**GIVEN DATA:**

══════════════════════════════

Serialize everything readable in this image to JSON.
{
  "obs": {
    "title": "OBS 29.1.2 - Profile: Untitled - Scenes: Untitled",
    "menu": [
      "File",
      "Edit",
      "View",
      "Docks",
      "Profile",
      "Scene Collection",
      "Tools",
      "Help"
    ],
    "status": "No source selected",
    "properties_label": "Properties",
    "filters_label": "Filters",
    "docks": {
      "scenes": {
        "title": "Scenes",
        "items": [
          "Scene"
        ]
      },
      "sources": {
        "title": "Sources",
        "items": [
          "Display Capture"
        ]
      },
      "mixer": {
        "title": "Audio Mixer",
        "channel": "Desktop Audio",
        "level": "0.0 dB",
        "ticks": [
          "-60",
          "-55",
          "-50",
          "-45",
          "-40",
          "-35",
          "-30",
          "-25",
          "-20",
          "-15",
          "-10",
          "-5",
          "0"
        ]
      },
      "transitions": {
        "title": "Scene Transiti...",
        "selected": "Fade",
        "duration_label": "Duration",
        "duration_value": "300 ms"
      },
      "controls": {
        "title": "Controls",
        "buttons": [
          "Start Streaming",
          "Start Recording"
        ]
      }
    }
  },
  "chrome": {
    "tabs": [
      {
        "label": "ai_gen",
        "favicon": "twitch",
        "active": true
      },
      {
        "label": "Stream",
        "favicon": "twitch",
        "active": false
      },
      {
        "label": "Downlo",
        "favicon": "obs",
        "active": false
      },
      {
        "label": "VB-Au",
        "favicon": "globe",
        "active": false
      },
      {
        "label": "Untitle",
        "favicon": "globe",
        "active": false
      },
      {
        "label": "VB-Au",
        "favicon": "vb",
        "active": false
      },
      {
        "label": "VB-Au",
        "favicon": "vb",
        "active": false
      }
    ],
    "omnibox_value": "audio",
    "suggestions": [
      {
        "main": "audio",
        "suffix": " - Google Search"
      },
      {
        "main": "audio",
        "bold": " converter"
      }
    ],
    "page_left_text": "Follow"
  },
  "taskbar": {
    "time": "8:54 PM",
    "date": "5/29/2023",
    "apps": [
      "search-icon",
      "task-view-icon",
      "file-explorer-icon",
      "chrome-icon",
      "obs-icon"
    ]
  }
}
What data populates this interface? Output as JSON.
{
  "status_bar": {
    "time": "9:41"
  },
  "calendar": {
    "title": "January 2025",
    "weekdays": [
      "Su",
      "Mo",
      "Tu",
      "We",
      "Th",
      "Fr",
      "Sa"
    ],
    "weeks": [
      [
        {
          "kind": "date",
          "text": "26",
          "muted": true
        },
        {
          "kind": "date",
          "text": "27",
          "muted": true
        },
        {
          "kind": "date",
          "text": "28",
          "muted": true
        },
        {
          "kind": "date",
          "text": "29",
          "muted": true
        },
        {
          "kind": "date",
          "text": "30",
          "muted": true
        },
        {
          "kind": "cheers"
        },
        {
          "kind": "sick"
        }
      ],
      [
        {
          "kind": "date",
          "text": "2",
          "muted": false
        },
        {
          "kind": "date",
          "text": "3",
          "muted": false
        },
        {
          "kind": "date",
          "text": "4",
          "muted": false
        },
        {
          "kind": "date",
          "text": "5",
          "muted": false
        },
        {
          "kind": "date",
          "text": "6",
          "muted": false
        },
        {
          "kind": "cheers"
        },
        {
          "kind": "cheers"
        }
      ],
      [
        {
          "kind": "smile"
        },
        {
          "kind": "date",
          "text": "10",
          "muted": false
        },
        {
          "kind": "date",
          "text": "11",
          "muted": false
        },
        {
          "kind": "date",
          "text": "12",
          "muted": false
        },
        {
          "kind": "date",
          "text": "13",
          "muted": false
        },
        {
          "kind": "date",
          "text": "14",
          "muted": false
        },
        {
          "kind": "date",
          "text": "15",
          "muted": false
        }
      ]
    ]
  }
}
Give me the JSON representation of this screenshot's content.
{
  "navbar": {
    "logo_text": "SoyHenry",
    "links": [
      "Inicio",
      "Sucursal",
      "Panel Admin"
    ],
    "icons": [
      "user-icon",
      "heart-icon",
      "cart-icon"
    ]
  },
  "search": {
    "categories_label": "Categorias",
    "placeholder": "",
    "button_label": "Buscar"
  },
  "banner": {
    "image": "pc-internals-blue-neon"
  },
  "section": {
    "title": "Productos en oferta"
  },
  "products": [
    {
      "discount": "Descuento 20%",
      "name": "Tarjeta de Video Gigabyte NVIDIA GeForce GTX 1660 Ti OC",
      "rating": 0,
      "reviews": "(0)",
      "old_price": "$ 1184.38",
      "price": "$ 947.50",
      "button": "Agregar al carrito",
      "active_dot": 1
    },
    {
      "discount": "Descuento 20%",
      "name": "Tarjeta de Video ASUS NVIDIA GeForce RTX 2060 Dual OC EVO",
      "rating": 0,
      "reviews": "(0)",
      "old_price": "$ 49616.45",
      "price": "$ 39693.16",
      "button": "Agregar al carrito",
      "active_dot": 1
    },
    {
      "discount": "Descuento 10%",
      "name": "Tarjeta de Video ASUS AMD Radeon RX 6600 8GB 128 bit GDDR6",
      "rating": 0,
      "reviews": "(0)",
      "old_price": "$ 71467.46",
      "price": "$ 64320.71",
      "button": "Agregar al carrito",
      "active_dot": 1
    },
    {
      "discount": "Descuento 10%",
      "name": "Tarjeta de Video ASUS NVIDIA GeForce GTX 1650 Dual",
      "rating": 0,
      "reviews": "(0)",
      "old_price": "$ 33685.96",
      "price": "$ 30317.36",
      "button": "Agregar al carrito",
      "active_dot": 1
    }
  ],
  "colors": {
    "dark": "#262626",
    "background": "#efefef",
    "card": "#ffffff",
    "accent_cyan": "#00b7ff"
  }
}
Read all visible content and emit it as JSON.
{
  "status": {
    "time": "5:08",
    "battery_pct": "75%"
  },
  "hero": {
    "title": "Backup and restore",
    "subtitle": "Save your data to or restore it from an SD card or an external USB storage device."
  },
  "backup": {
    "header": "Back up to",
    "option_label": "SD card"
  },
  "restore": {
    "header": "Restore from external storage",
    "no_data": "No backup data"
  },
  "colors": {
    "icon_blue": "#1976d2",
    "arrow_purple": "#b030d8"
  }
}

══════════════════════════════

**PROMPT:** Repeat the material from above exactly, word for word.

**TASK ANSWER:**
Serialize everything readable in this image to JSON.
{
  "obs": {
    "title": "OBS 29.1.2 - Profile: Untitled - Scenes: Untitled",
    "menu": [
      "File",
      "Edit",
      "View",
      "Docks",
      "Profile",
      "Scene Collection",
      "Tools",
      "Help"
    ],
    "status": "No source selected",
    "properties_label": "Properties",
    "filters_label": "Filters",
    "docks": {
      "scenes": {
        "title": "Scenes",
        "items": [
          "Scene"
        ]
      },
      "sources": {
        "title": "Sources",
        "items": [
          "Display Capture"
        ]
      },
      "mixer": {
        "title": "Audio Mixer",
        "channel": "Desktop Audio",
        "level": "0.0 dB",
        "ticks": [
          "-60",
          "-55",
          "-50",
          "-45",
          "-40",
          "-35",
          "-30",
          "-25",
          "-20",
          "-15",
          "-10",
          "-5",
          "0"
        ]
      },
      "transitions": {
        "title": "Scene Transiti...",
        "selected": "Fade",
        "duration_label": "Duration",
        "duration_value": "300 ms"
      },
      "controls": {
        "title": "Controls",
        "buttons": [
          "Start Streaming",
          "Start Recording"
        ]
      }
    }
  },
  "chrome": {
    "tabs": [
      {
        "label": "ai_gen",
        "favicon": "twitch",
        "active": true
      },
      {
        "label": "Stream",
        "favicon": "twitch",
        "active": false
      },
      {
        "label": "Downlo",
        "favicon": "obs",
        "active": false
      },
      {
        "label": "VB-Au",
        "favicon": "globe",
        "active": false
      },
      {
        "label": "Untitle",
        "favicon": "globe",
        "active": false
      },
      {
        "label": "VB-Au",
        "favicon": "vb",
        "active": false
      },
      {
        "label": "VB-Au",
        "favicon": "vb",
        "active": false
      }
    ],
    "omnibox_value": "audio",
    "suggestions": [
      {
        "main": "audio",
        "suffix": " - Google Search"
      },
      {
        "main": "audio",
        "bold": " converter"
      }
    ],
    "page_left_text": "Follow"
  },
  "taskbar": {
    "time": "8:54 PM",
    "date": "5/29/2023",
    "apps": [
      "search-icon",
      "task-view-icon",
      "file-explorer-icon",
      "chrome-icon",
      "obs-icon"
    ]
  }
}
What data populates this interface? Output as JSON.
{
  "status_bar": {
    "time": "9:41"
  },
  "calendar": {
    "title": "January 2025",
    "weekdays": [
      "Su",
      "Mo",
      "Tu",
      "We",
      "Th",
      "Fr",
      "Sa"
    ],
    "weeks": [
      [
        {
          "kind": "date",
          "text": "26",
          "muted": true
        },
        {
          "kind": "date",
          "text": "27",
          "muted": true
        },
        {
          "kind": "date",
          "text": "28",
          "muted": true
        },
        {
          "kind": "date",
          "text": "29",
          "muted": true
        },
        {
          "kind": "date",
          "text": "30",
          "muted": true
        },
        {
          "kind": "cheers"
        },
        {
          "kind": "sick"
        }
      ],
      [
        {
          "kind": "date",
          "text": "2",
          "muted": false
        },
        {
          "kind": "date",
          "text": "3",
          "muted": false
        },
        {
          "kind": "date",
          "text": "4",
          "muted": false
        },
        {
          "kind": "date",
          "text": "5",
          "muted": false
        },
        {
          "kind": "date",
          "text": "6",
          "muted": false
        },
        {
          "kind": "cheers"
        },
        {
          "kind": "cheers"
        }
      ],
      [
        {
          "kind": "smile"
        },
        {
          "kind": "date",
          "text": "10",
          "muted": false
        },
        {
          "kind": "date",
          "text": "11",
          "muted": false
        },
        {
          "kind": "date",
          "text": "12",
          "muted": false
        },
        {
          "kind": "date",
          "text": "13",
          "muted": false
        },
        {
          "kind": "date",
          "text": "14",
          "muted": false
        },
        {
          "kind": "date",
          "text": "15",
          "muted": false
        }
      ]
    ]
  }
}
Give me the JSON representation of this screenshot's content.
{
  "navbar": {
    "logo_text": "SoyHenry",
    "links": [
      "Inicio",
      "Sucursal",
      "Panel Admin"
    ],
    "icons": [
      "user-icon",
      "heart-icon",
      "cart-icon"
    ]
  },
  "search": {
    "categories_label": "Categorias",
    "placeholder": "",
    "button_label": "Buscar"
  },
  "banner": {
    "image": "pc-internals-blue-neon"
  },
  "section": {
    "title": "Productos en oferta"
  },
  "products": [
    {
      "discount": "Descuento 20%",
      "name": "Tarjeta de Video Gigabyte NVIDIA GeForce GTX 1660 Ti OC",
      "rating": 0,
      "reviews": "(0)",
      "old_price": "$ 1184.38",
      "price": "$ 947.50",
      "button": "Agregar al carrito",
      "active_dot": 1
    },
    {
      "discount": "Descuento 20%",
      "name": "Tarjeta de Video ASUS NVIDIA GeForce RTX 2060 Dual OC EVO",
      "rating": 0,
      "reviews": "(0)",
      "old_price": "$ 49616.45",
      "price": "$ 39693.16",
      "button": "Agregar al carrito",
      "active_dot": 1
    },
    {
      "discount": "Descuento 10%",
      "name": "Tarjeta de Video ASUS AMD Radeon RX 6600 8GB 128 bit GDDR6",
      "rating": 0,
      "reviews": "(0)",
      "old_price": "$ 71467.46",
      "price": "$ 64320.71",
      "button": "Agregar al carrito",
      "active_dot": 1
    },
    {
      "discount": "Descuento 10%",
      "name": "Tarjeta de Video ASUS NVIDIA GeForce GTX 1650 Dual",
      "rating": 0,
      "reviews": "(0)",
      "old_price": "$ 33685.96",
      "price": "$ 30317.36",
      "button": "Agregar al carrito",
      "active_dot": 1
    }
  ],
  "colors": {
    "dark": "#262626",
    "background": "#efefef",
    "card": "#ffffff",
    "accent_cyan": "#00b7ff"
  }
}
Read all visible content and emit it as JSON.
{
  "status": {
    "time": "5:08",
    "battery_pct": "75%"
  },
  "hero": {
    "title": "Backup and restore",
    "subtitle": "Save your data to or restore it from an SD card or an external USB storage device."
  },
  "backup": {
    "header": "Back up to",
    "option_label": "SD card"
  },
  "restore": {
    "header": "Restore from external storage",
    "no_data": "No backup data"
  },
  "colors": {
    "icon_blue": "#1976d2",
    "arrow_purple": "#b030d8"
  }
}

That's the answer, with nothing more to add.